→ **SHORT EXERCISE**: How many lines in the records below contain the string "shape", counting only exact case matches? Reply with the number alone.

[START DATA FOR THIS EXERCISE]

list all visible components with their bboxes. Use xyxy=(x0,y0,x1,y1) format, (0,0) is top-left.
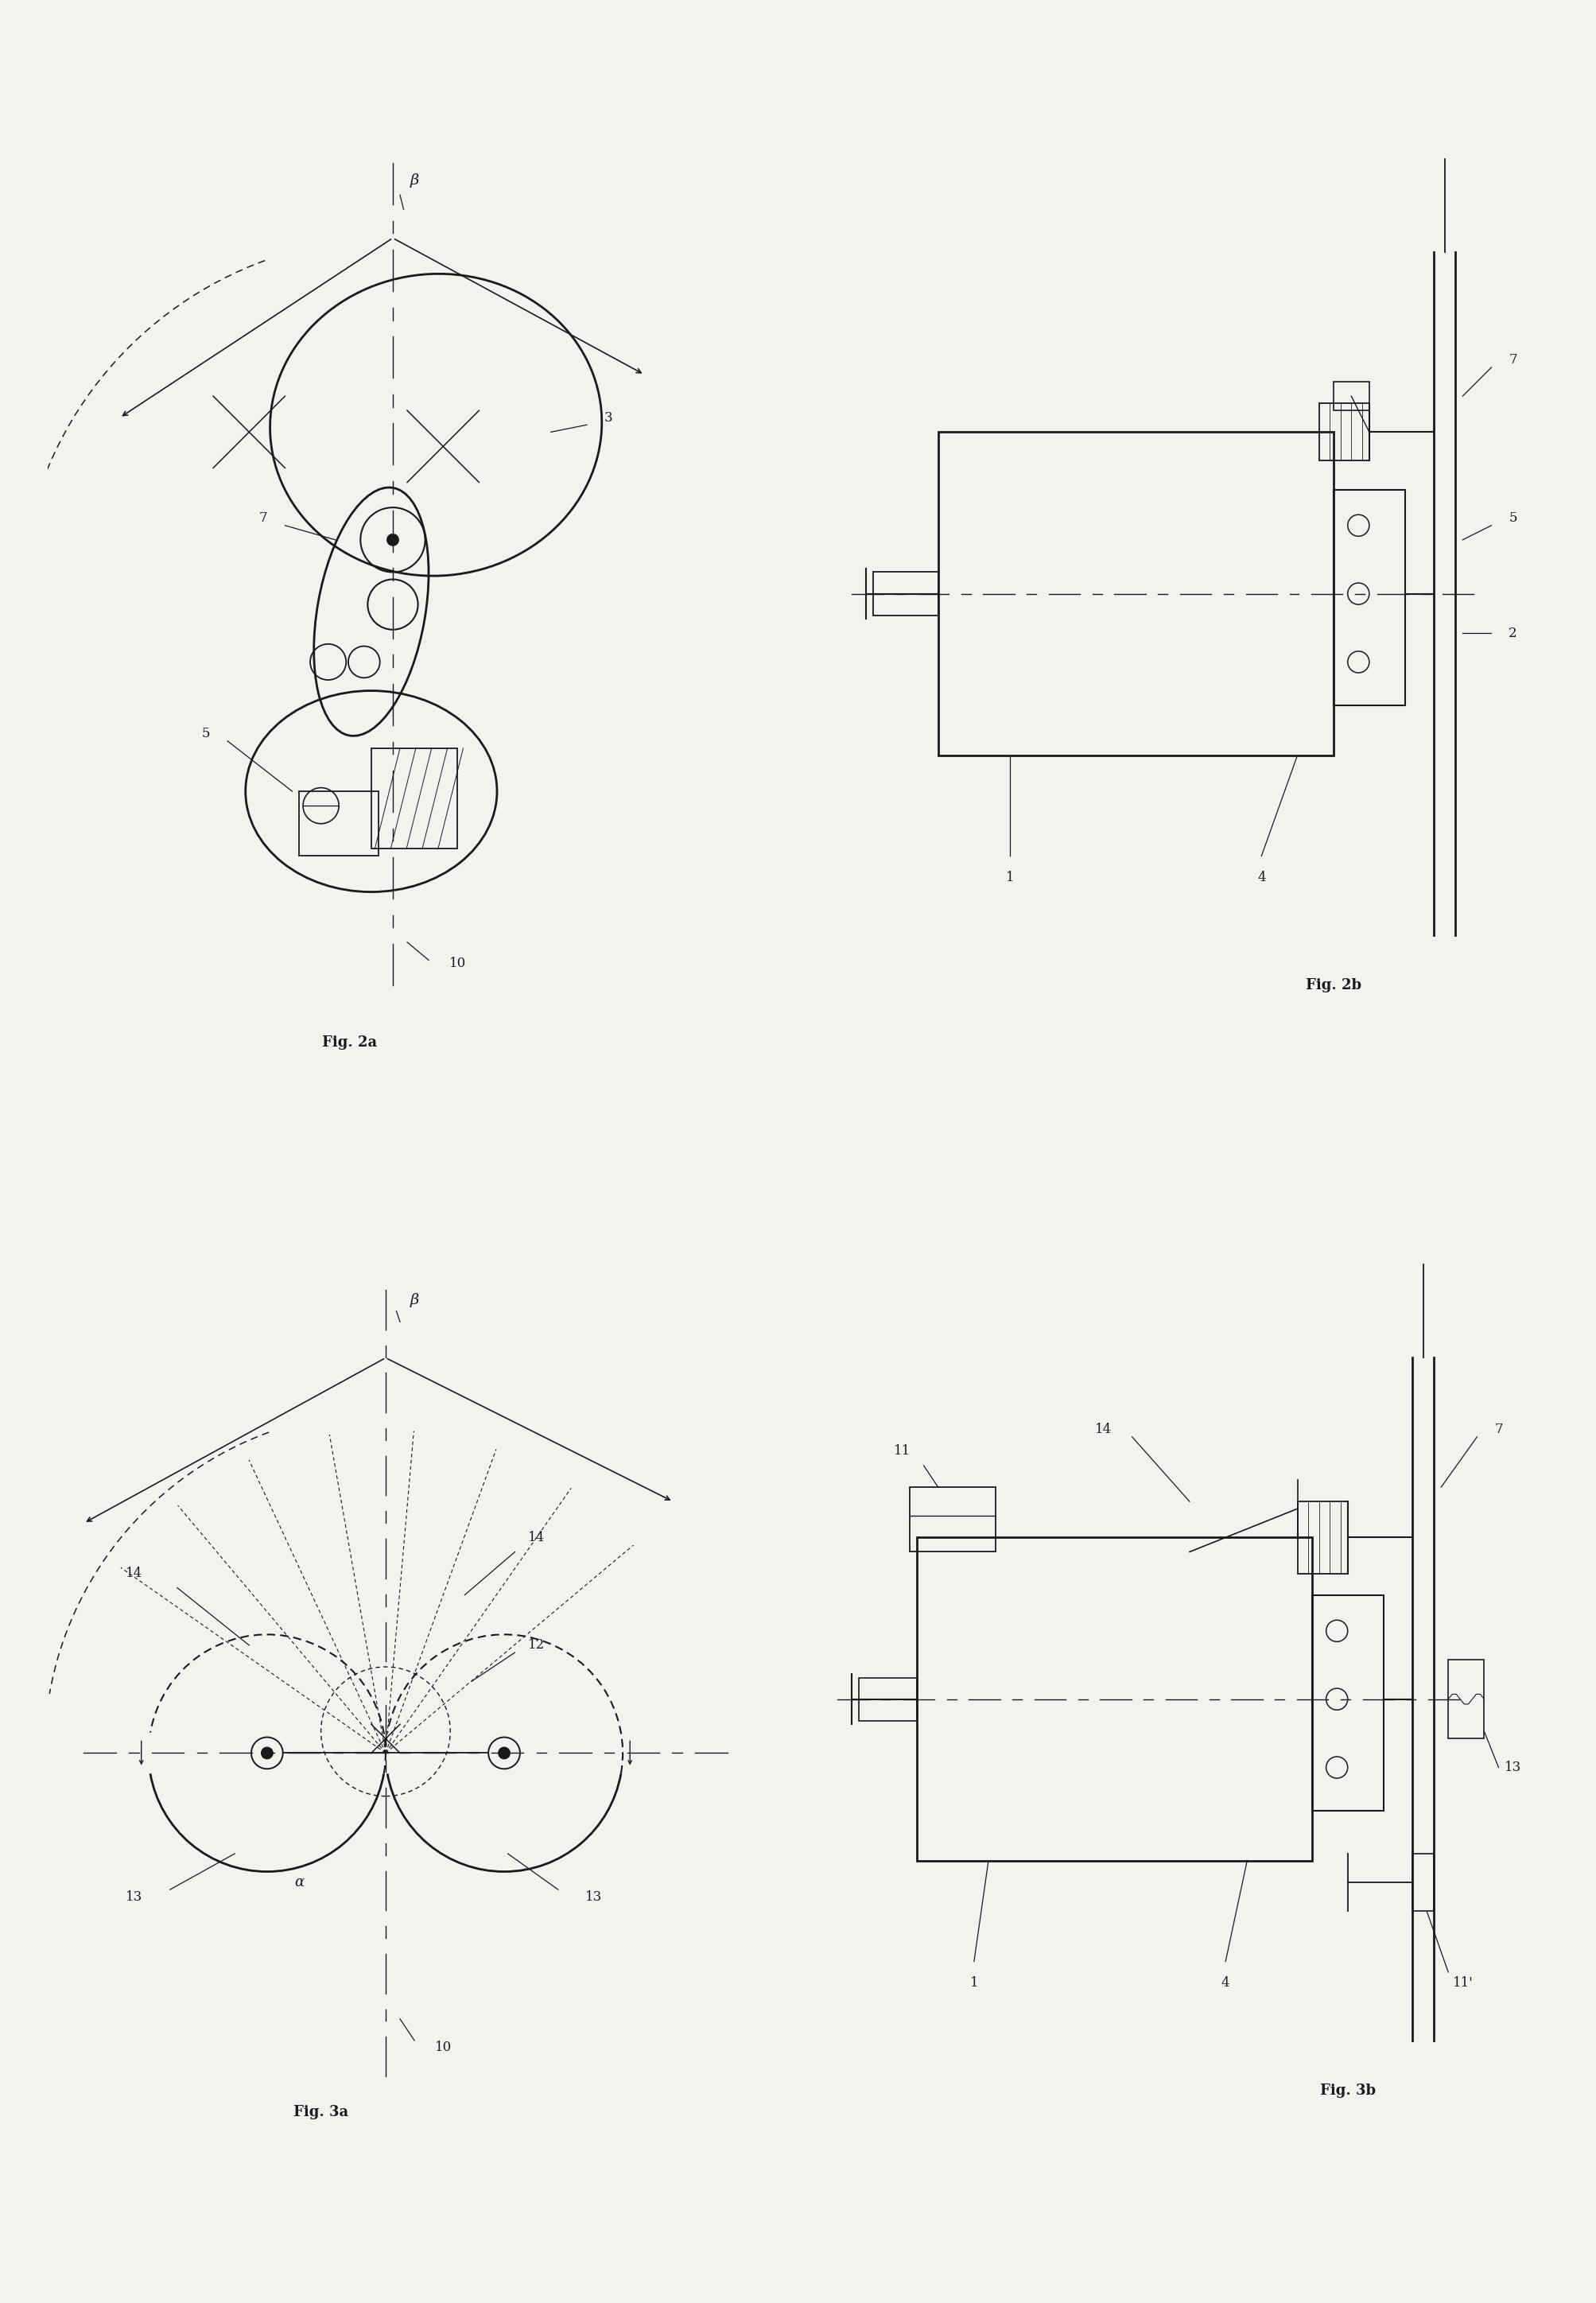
Text: 12: 12 xyxy=(528,1637,544,1651)
Text: Fig. 3a: Fig. 3a xyxy=(294,2105,348,2119)
Text: 13: 13 xyxy=(126,1891,142,1905)
Text: 1: 1 xyxy=(1005,871,1013,884)
Bar xyxy=(1333,491,1404,705)
Text: 7: 7 xyxy=(1508,352,1516,366)
Text: 5: 5 xyxy=(201,728,211,742)
Text: 4: 4 xyxy=(1256,871,1266,884)
Circle shape xyxy=(498,1748,509,1759)
Text: 7: 7 xyxy=(1494,1423,1502,1437)
Text: 13: 13 xyxy=(586,1891,602,1905)
Text: 14: 14 xyxy=(1095,1423,1111,1437)
Text: 10: 10 xyxy=(448,958,466,970)
Text: 1: 1 xyxy=(969,1976,978,1990)
Text: 14: 14 xyxy=(528,1531,544,1545)
Text: β: β xyxy=(410,1294,418,1308)
Text: 11': 11' xyxy=(1452,1976,1472,1990)
Bar xyxy=(1333,382,1369,410)
Bar xyxy=(1412,1854,1433,1911)
Bar xyxy=(938,433,1333,755)
Text: 7: 7 xyxy=(259,511,268,525)
Text: β: β xyxy=(410,173,418,187)
Bar xyxy=(1298,1502,1347,1573)
Text: 11: 11 xyxy=(894,1444,910,1458)
Bar xyxy=(1312,1596,1382,1810)
Text: 5: 5 xyxy=(1508,511,1516,525)
Bar xyxy=(859,1677,916,1720)
Bar xyxy=(910,1488,996,1552)
Bar xyxy=(300,792,378,857)
Bar xyxy=(1318,403,1369,461)
Bar xyxy=(370,748,458,850)
Text: 14: 14 xyxy=(126,1566,142,1580)
Bar xyxy=(873,571,938,615)
Circle shape xyxy=(386,534,399,546)
Text: Fig. 2b: Fig. 2b xyxy=(1306,979,1360,993)
Text: Fig. 2a: Fig. 2a xyxy=(322,1036,377,1050)
Text: α: α xyxy=(294,1875,305,1888)
Circle shape xyxy=(262,1748,273,1759)
Text: 4: 4 xyxy=(1221,1976,1229,1990)
Text: Fig. 3b: Fig. 3b xyxy=(1320,2084,1374,2098)
Text: 10: 10 xyxy=(434,2040,452,2054)
Text: 3: 3 xyxy=(603,410,613,424)
Bar xyxy=(1448,1660,1484,1739)
Text: 13: 13 xyxy=(1503,1762,1521,1773)
Text: 2: 2 xyxy=(1508,626,1516,640)
Bar xyxy=(916,1538,1312,1861)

[END DATA FOR THIS EXERCISE]

→ **SOLUTION**: 3